▶ Yapılacak iş:
"optional-params-label: Parametres optionnels" içeren satırdan "chevron-down-icon[interactable]: ▼ bbox=[289, 415, 304, 429]" içeren satıra kadar olan satırları "température" yerine "temp" koyarak güncelleyin ve yalnızca bu satırları yazın. Geri kalan her şey değişmesin.

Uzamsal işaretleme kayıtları
════════════════

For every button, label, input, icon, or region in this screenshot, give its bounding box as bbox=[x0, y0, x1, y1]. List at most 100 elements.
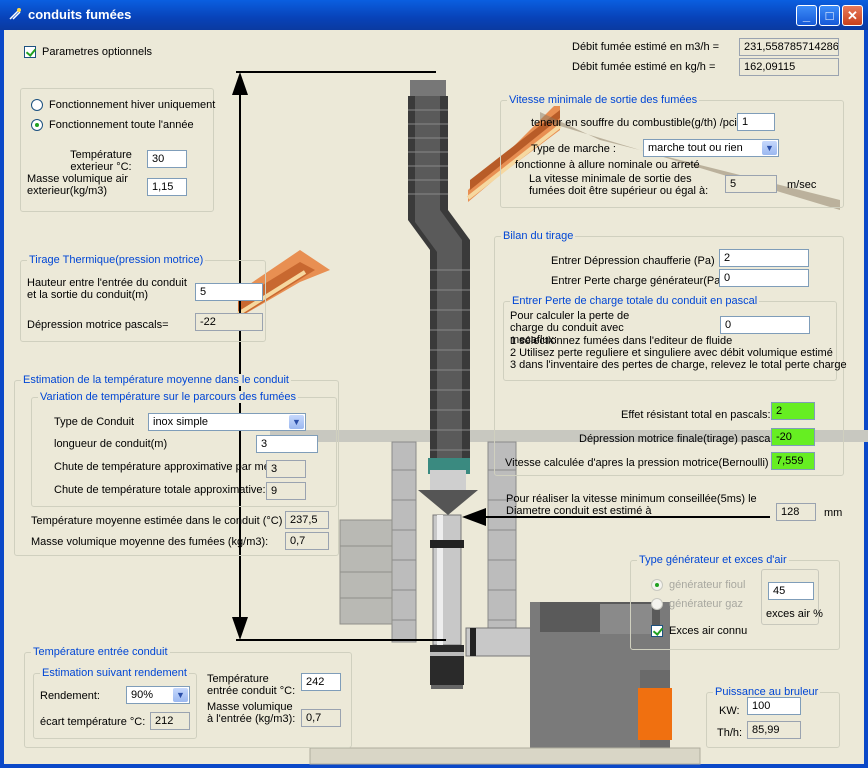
optional-params-label: Parametres optionnels bbox=[42, 46, 153, 58]
ecart-label: écart température °C: bbox=[40, 716, 146, 728]
debit-kg-label: Débit fumée estimé en kg/h = bbox=[572, 61, 716, 73]
soufre-label: teneur en souffre du combustible(g/th) /… bbox=[531, 117, 740, 129]
hiver-radio[interactable] bbox=[31, 99, 43, 111]
vitesse-group: Vitesse minimale de sortie des fumées te… bbox=[500, 94, 844, 208]
step1-text: 1 sélectionnez fumées dans l'editeur de … bbox=[510, 335, 733, 347]
temp-entree-input[interactable]: 242 bbox=[301, 673, 341, 691]
fioul-radio[interactable] bbox=[651, 579, 663, 591]
ecart-field[interactable]: 212 bbox=[150, 712, 190, 730]
temp-ext-input[interactable]: 30 bbox=[147, 150, 187, 168]
exces-connu-label: Exces air connu bbox=[669, 625, 748, 637]
chevron-down-icon[interactable]: ▼ bbox=[289, 415, 304, 429]
marche-select[interactable]: marche tout ou rien ▼ bbox=[643, 139, 779, 157]
dep-finale-field[interactable]: -20 bbox=[771, 428, 815, 446]
vitesse-bernoulli-field[interactable]: 7,559 bbox=[771, 452, 815, 470]
longueur-input[interactable]: 3 bbox=[256, 435, 318, 453]
estimation-title: Estimation de la température moyenne dan… bbox=[21, 374, 291, 386]
temp-moy-label: Température moyenne estimée dans le cond… bbox=[31, 515, 283, 527]
marche-value: marche tout ou rien bbox=[648, 142, 743, 154]
vitesse-title: Vitesse minimale de sortie des fumées bbox=[507, 94, 700, 106]
hauteur-label: Hauteur entre l'entrée du conduit et la … bbox=[27, 277, 187, 301]
step2-text: 2 Utilisez perte reguliere et singuliere… bbox=[510, 347, 833, 359]
dep-chauff-input[interactable]: 2 bbox=[719, 249, 809, 267]
puissance-group: Puissance au bruleur KW: 100 Th/h: 85,99 bbox=[706, 686, 840, 748]
chute-metre-label: Chute de température approximative par m… bbox=[54, 461, 283, 473]
vitesse-min-label: La vitesse minimale de sortie des fumées… bbox=[529, 173, 709, 197]
generateur-title: Type générateur et exces d'air bbox=[637, 554, 789, 566]
annee-label: Fonctionnement toute l'année bbox=[49, 119, 194, 131]
exces-label: exces air % bbox=[766, 608, 823, 620]
bilan-group: Bilan du tirage Entrer Dépression chauff… bbox=[494, 230, 847, 476]
kw-input[interactable]: 100 bbox=[747, 697, 801, 715]
vitesse-bernoulli-label: Vitesse calculée d'apres la pression mot… bbox=[505, 457, 787, 469]
variation-group: Variation de température sur le parcours… bbox=[31, 391, 337, 507]
effet-field[interactable]: 2 bbox=[771, 402, 815, 420]
kw-label: KW: bbox=[719, 705, 740, 717]
rendement-label: Rendement: bbox=[40, 690, 100, 702]
hauteur-input[interactable]: 5 bbox=[195, 283, 263, 301]
masse-moy-label: Masse volumique moyenne des fumées (kg/m… bbox=[31, 536, 269, 548]
optional-params-checkbox[interactable] bbox=[24, 46, 36, 58]
perte-total-title: Entrer Perte de charge totale du conduit… bbox=[510, 295, 760, 307]
perte-total-group: Entrer Perte de charge totale du conduit… bbox=[503, 295, 847, 381]
rendement-value: 90% bbox=[131, 689, 154, 701]
type-conduit-label: Type de Conduit bbox=[54, 416, 135, 428]
masse-ext-label: Masse volumique air exterieur(kg/m3) bbox=[27, 173, 128, 197]
dep-chauff-label: Entrer Dépression chaufferie (Pa) bbox=[551, 255, 715, 267]
temp-entree-label: Température entrée conduit °C: bbox=[207, 673, 296, 697]
vitesse-min-unit: m/sec bbox=[787, 179, 817, 191]
variation-title: Variation de température sur le parcours… bbox=[38, 391, 298, 403]
depression-label: Dépression motrice pascals= bbox=[27, 319, 169, 331]
masse-ext-input[interactable]: 1,15 bbox=[147, 178, 187, 196]
entree-title: Température entrée conduit bbox=[31, 646, 170, 658]
type-conduit-select[interactable]: inox simple ▼ bbox=[148, 413, 306, 431]
entree-group: Température entrée conduit Estimation su… bbox=[24, 646, 352, 748]
debit-m3-label: Débit fumée estimé en m3/h = bbox=[572, 41, 720, 53]
temp-moy-field[interactable]: 237,5 bbox=[285, 511, 329, 529]
soufre-input[interactable]: 1 bbox=[737, 113, 775, 131]
rendement-title: Estimation suivant rendement bbox=[40, 667, 189, 679]
rendement-select[interactable]: 90% ▼ bbox=[126, 686, 190, 704]
perte-gen-input[interactable]: 0 bbox=[719, 269, 809, 287]
type-conduit-value: inox simple bbox=[153, 416, 209, 428]
allure-label: fonctionne à allure nominale ou arreté bbox=[515, 159, 700, 171]
dep-finale-label: Dépression motrice finale(tirage) pascal… bbox=[579, 433, 779, 445]
exces-box: 45 exces air % bbox=[761, 569, 823, 625]
thh-field[interactable]: 85,99 bbox=[747, 721, 801, 739]
chevron-down-icon[interactable]: ▼ bbox=[762, 141, 777, 155]
exces-input[interactable]: 45 bbox=[768, 582, 814, 600]
debit-kg-field[interactable]: 162,09115 bbox=[739, 58, 839, 76]
chute-metre-field[interactable]: 3 bbox=[266, 460, 306, 478]
annee-radio[interactable] bbox=[31, 119, 43, 131]
depression-field[interactable]: -22 bbox=[195, 313, 263, 331]
generateur-group: Type générateur et exces d'air générateu… bbox=[630, 554, 840, 650]
chevron-down-icon[interactable]: ▼ bbox=[173, 688, 188, 702]
perte-gen-label: Entrer Perte charge générateur(Pa) bbox=[551, 275, 725, 287]
vitesse-min-field[interactable]: 5 bbox=[725, 175, 777, 193]
thh-label: Th/h: bbox=[717, 727, 743, 739]
masse-entree-label: Masse volumique à l'entrée (kg/m3): bbox=[207, 701, 296, 725]
hiver-label: Fonctionnement hiver uniquement bbox=[49, 99, 216, 111]
gaz-radio[interactable] bbox=[651, 598, 663, 610]
temp-ext-label: Température exterieur °C: bbox=[70, 149, 132, 173]
effet-label: Effet résistant total en pascals: bbox=[621, 409, 771, 421]
tirage-group: Tirage Thermique(pression motrice) Haute… bbox=[20, 254, 266, 342]
bilan-title: Bilan du tirage bbox=[501, 230, 576, 242]
diametre-unit: mm bbox=[824, 507, 843, 519]
debit-m3-field[interactable]: 231,558785714286 bbox=[739, 38, 839, 56]
diametre-field[interactable]: 128 bbox=[776, 503, 816, 521]
chute-totale-field[interactable]: 9 bbox=[266, 482, 306, 500]
longueur-label: longueur de conduit(m) bbox=[54, 438, 168, 450]
flexible-flue bbox=[408, 80, 470, 470]
fonctionnement-group: Fonctionnement hiver uniquement Fonction… bbox=[20, 88, 216, 212]
calc-input[interactable]: 0 bbox=[720, 316, 810, 334]
gaz-label: générateur gaz bbox=[669, 598, 743, 610]
diametre-label: Pour réaliser la vitesse minimum conseil… bbox=[506, 493, 757, 517]
step3-text: 3 dans l'inventaire des pertes de charge… bbox=[510, 359, 847, 371]
chute-totale-label: Chute de température totale approximativ… bbox=[54, 484, 266, 496]
masse-moy-field[interactable]: 0,7 bbox=[285, 532, 329, 550]
estimation-group: Estimation de la température moyenne dan… bbox=[14, 374, 339, 556]
rendement-group: Estimation suivant rendement Rendement: … bbox=[33, 667, 197, 739]
exces-connu-checkbox[interactable] bbox=[651, 625, 663, 637]
masse-entree-field[interactable]: 0,7 bbox=[301, 709, 341, 727]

════════════════

▶ Doğru cevap:
optional-params-label: Parametres optionnels bbox=[42, 46, 153, 58]
ecart-label: écart temp °C: bbox=[40, 716, 146, 728]
debit-kg-label: Débit fumée estimé en kg/h = bbox=[572, 61, 716, 73]
soufre-label: teneur en souffre du combustible(g/th) /… bbox=[531, 117, 740, 129]
hiver-radio[interactable] bbox=[31, 99, 43, 111]
vitesse-group: Vitesse minimale de sortie des fumées te… bbox=[500, 94, 844, 208]
step1-text: 1 sélectionnez fumées dans l'editeur de … bbox=[510, 335, 733, 347]
temp-entree-input[interactable]: 242 bbox=[301, 673, 341, 691]
fioul-radio[interactable] bbox=[651, 579, 663, 591]
ecart-field[interactable]: 212 bbox=[150, 712, 190, 730]
temp-ext-input[interactable]: 30 bbox=[147, 150, 187, 168]
exces-connu-label: Exces air connu bbox=[669, 625, 748, 637]
chevron-down-icon[interactable]: ▼ bbox=[289, 415, 304, 429]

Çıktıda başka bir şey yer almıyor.